* _YOUR INSTRUCTIONS_
Only the lines from the one containing "Output the text content of this document." through the end of the entries should be returned, exactly as they are, with the pictures omitted.

* start EXERCISE INPUT *

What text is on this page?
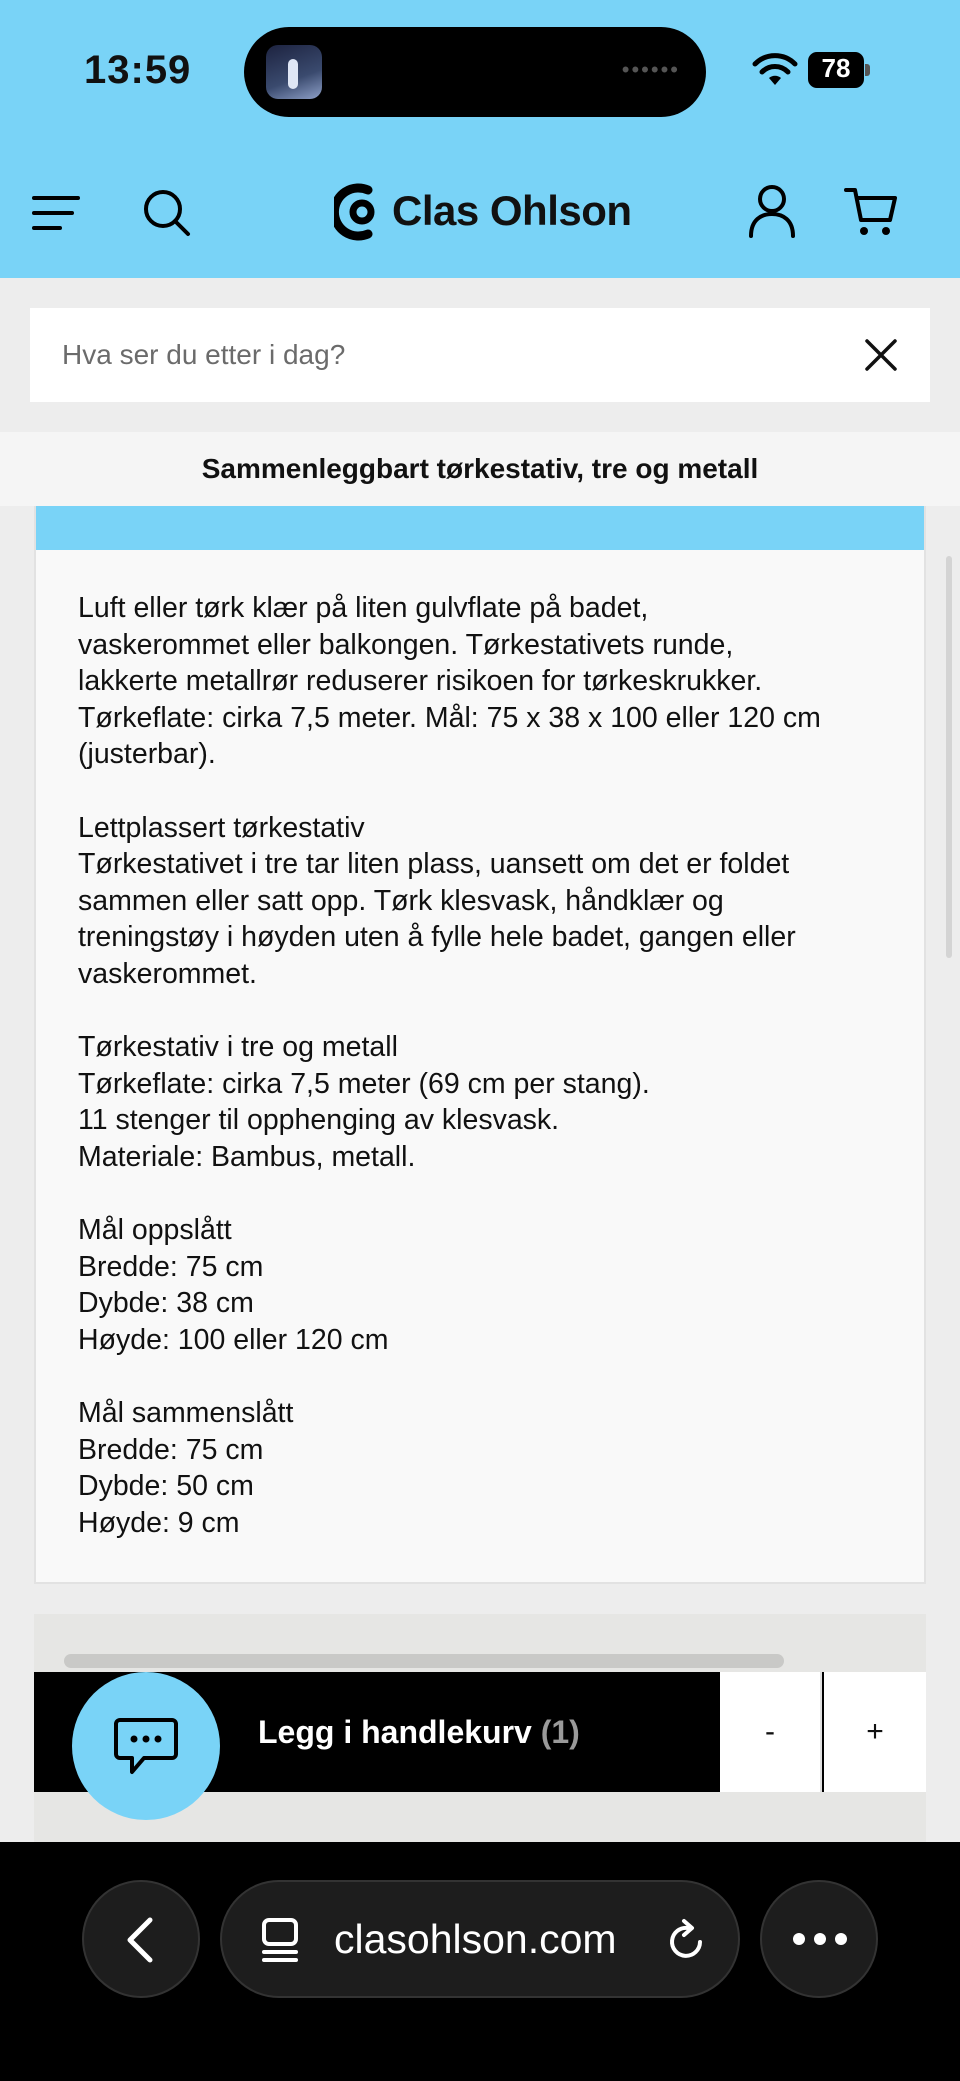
13:59	••••••	78
Clas Ohlson
Hva ser du etter i dag?
Sammenleggbart tørkestativ, tre og metall

Luft eller tørk klær på liten gulvflate på badet,
vaskerommet eller balkongen. Tørkestativets runde,
lakkerte metallrør reduserer risikoen for tørkeskrukker.
Tørkeflate: cirka 7,5 meter. Mål: 75 x 38 x 100 eller 120 cm
(justerbar).

Lettplassert tørkestativ
Tørkestativet i tre tar liten plass, uansett om det er foldet
sammen eller satt opp. Tørk klesvask, håndklær og
treningstøy i høyden uten å fylle hele badet, gangen eller
vaskerommet.

Tørkestativ i tre og metall
Tørkeflate: cirka 7,5 meter (69 cm per stang).
11 stenger til opphenging av klesvask.
Materiale: Bambus, metall.

Mål oppslått
Bredde: 75 cm
Dybde: 38 cm
Høyde: 100 eller 120 cm

Mål sammenslått
Bredde: 75 cm
Dybde: 50 cm
Høyde: 9 cm

Legg i handlekurv (1)	-	+
clasohlson.com
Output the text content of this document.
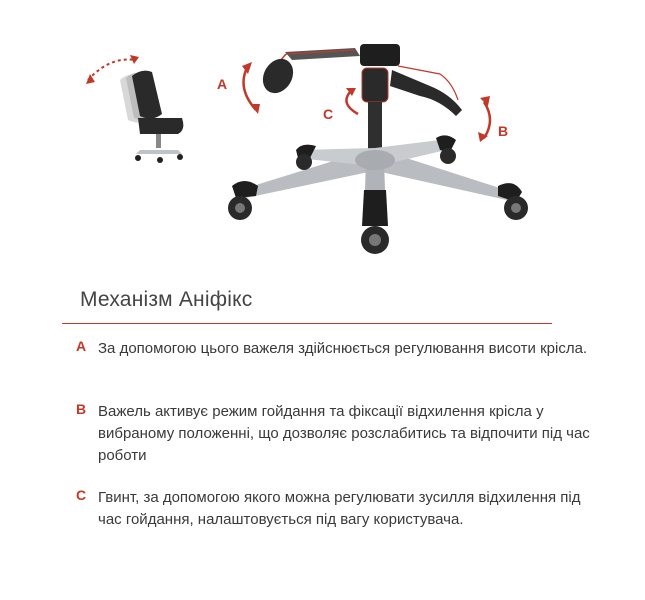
A
B
C
Механізм Аніфікс
A За допомогою цього важеля здійснюється регулювання висоти крісла.
B Важель активує режим гойдання та фіксації відхилення крісла у вибраному положенні, що дозволяє розслабитись та відпочити під час роботи
C Гвинт, за допомогою якого можна регулювати зусилля відхилення під час гойдання, налаштовується під вагу користувача.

* end EXERCISE INPUT *

* _RIGHT ANSWER_
Output the text content of this document.
A
B
C
Механізм Аніфікс
A За допомогою цього важеля здійснюється регулювання висоти крісла.
B Важель активує режим гойдання та фіксації відхилення крісла у вибраному положенні, що дозволяє розслабитись та відпочити під час роботи
C Гвинт, за допомогою якого можна регулювати зусилля відхилення під час гойдання, налаштовується під вагу користувача.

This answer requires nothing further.